● Task details:
Find every line in the records below that holds the word "Count", and copy each one.

● Provided information:
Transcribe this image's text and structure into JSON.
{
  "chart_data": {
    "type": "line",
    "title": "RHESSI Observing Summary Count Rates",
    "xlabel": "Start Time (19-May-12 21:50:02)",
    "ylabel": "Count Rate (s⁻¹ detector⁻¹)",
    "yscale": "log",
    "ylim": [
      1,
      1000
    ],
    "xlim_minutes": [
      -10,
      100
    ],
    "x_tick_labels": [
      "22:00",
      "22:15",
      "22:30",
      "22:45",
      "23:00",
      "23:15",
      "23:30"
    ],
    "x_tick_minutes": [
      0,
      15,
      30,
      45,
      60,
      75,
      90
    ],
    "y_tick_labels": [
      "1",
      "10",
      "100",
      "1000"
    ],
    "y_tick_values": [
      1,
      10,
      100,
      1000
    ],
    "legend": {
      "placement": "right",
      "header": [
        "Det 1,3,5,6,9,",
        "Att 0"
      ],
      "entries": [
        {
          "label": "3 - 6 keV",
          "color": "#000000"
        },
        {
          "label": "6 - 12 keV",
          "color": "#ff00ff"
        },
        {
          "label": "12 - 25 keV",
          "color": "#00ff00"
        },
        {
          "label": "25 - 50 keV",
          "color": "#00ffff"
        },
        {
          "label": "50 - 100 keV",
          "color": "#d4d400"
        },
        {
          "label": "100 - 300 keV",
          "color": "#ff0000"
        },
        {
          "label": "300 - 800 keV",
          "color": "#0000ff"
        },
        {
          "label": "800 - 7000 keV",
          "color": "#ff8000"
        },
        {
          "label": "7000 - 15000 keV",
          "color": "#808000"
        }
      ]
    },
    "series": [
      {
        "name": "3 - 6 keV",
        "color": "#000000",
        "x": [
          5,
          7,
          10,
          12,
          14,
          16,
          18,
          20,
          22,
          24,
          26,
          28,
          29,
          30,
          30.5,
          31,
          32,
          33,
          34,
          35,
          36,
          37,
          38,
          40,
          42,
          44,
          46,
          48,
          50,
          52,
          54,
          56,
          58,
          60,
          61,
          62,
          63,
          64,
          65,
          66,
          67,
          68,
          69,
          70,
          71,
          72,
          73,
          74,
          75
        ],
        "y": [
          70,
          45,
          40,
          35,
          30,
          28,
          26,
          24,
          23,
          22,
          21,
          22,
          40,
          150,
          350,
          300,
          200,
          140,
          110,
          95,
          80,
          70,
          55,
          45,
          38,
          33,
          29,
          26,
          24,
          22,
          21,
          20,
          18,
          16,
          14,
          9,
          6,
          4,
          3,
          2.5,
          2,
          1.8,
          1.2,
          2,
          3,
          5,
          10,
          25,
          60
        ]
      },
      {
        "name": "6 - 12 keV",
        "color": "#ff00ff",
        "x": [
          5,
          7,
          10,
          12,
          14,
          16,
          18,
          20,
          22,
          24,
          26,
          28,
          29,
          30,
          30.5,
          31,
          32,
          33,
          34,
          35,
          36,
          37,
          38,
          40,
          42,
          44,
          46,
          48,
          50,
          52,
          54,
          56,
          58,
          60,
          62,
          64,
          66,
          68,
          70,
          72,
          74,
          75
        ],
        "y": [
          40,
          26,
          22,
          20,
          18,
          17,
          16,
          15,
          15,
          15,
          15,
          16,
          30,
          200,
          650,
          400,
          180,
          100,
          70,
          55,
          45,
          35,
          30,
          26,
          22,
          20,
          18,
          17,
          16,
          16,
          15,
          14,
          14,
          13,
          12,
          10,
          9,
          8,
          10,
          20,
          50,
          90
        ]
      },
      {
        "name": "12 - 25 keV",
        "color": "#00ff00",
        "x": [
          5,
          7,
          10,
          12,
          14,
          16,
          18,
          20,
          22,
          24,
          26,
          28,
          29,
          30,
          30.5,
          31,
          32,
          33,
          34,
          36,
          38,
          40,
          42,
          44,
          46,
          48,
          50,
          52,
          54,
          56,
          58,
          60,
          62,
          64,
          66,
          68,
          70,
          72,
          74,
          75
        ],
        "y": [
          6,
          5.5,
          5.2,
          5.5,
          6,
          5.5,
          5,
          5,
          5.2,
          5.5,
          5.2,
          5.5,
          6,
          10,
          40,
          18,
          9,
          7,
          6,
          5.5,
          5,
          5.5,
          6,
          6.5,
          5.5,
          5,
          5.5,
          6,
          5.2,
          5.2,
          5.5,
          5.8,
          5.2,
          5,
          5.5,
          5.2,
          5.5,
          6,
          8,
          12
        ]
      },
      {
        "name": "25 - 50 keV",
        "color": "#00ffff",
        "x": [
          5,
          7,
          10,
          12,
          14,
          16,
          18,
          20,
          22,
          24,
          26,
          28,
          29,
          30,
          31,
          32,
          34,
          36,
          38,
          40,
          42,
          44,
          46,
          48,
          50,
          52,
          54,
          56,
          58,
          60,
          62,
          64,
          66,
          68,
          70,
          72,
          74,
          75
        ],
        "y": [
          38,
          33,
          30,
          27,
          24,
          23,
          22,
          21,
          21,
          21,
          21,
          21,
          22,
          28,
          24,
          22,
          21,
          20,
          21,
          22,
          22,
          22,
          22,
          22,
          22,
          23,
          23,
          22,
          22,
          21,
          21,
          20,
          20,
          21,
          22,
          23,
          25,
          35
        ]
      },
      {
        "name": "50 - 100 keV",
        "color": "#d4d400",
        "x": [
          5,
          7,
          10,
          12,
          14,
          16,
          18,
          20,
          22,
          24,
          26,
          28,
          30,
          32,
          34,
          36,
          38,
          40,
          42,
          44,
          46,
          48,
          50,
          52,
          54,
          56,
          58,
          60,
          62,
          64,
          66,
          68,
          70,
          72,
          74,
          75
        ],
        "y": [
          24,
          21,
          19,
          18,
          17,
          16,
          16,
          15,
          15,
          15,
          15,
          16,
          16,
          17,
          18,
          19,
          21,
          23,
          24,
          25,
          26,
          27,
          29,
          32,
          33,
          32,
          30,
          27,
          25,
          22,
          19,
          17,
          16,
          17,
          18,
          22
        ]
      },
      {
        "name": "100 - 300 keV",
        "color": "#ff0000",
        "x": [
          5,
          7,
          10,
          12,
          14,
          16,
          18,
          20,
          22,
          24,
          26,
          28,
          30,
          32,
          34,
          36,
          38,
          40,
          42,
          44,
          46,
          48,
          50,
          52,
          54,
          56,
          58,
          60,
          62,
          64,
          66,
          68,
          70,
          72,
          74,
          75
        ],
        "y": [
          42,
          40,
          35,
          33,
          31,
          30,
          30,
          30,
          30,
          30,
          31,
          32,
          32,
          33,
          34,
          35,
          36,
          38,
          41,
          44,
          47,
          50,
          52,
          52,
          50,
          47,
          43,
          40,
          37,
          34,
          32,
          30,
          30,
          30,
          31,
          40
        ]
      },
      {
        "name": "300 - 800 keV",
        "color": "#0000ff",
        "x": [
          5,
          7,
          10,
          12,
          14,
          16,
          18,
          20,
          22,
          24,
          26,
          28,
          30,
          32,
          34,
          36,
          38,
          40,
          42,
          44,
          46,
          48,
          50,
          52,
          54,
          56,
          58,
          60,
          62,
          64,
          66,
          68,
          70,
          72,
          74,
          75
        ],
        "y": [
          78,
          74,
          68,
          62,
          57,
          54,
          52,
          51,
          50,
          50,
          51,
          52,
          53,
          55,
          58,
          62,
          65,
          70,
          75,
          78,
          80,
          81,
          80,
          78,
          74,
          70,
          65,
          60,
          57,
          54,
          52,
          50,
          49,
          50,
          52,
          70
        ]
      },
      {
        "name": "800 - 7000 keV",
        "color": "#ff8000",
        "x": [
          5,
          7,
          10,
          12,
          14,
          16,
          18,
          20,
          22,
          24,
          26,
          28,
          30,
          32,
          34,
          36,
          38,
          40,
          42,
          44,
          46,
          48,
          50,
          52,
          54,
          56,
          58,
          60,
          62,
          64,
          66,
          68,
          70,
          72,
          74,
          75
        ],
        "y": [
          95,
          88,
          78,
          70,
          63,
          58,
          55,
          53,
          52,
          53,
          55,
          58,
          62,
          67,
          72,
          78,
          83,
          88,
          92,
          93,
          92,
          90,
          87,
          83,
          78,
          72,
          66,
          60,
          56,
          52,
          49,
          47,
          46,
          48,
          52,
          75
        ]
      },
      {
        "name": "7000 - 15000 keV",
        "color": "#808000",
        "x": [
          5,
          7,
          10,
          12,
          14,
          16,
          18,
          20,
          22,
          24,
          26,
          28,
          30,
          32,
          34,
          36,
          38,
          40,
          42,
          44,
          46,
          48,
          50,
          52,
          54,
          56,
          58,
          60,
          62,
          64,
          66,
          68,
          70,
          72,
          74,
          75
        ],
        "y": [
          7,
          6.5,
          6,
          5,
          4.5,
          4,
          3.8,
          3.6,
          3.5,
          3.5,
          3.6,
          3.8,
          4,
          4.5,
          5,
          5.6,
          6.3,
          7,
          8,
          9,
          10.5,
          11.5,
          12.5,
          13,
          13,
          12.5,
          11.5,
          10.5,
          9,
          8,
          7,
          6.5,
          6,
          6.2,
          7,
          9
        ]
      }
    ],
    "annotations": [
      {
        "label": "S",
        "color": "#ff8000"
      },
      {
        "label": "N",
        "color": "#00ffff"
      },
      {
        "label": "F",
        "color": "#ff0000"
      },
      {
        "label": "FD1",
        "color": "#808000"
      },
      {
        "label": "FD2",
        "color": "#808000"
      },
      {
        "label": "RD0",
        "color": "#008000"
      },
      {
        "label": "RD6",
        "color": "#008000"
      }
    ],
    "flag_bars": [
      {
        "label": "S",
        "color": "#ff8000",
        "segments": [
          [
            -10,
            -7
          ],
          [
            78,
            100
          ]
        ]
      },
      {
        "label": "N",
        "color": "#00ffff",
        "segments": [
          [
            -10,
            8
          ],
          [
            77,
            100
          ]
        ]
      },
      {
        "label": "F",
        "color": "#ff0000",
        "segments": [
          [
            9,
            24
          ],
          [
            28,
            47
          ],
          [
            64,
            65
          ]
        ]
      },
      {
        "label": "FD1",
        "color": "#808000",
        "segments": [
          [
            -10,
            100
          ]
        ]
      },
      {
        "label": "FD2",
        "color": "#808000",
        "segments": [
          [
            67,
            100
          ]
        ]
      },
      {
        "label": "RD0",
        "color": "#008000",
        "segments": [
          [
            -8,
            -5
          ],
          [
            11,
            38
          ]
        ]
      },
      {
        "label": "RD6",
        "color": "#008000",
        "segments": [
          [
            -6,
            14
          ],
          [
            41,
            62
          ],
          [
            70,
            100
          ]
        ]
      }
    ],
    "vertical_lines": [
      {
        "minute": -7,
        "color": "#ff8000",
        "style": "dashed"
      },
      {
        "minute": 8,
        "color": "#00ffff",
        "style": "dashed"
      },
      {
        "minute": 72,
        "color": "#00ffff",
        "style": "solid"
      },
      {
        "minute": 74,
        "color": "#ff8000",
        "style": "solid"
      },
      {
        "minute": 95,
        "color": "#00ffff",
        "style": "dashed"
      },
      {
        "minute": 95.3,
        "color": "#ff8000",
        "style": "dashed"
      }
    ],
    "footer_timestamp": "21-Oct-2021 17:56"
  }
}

● Output below:
    "title": "RHESSI Observing Summary Count Rates",
    "ylabel": "Count Rate (s⁻¹ detector⁻¹)",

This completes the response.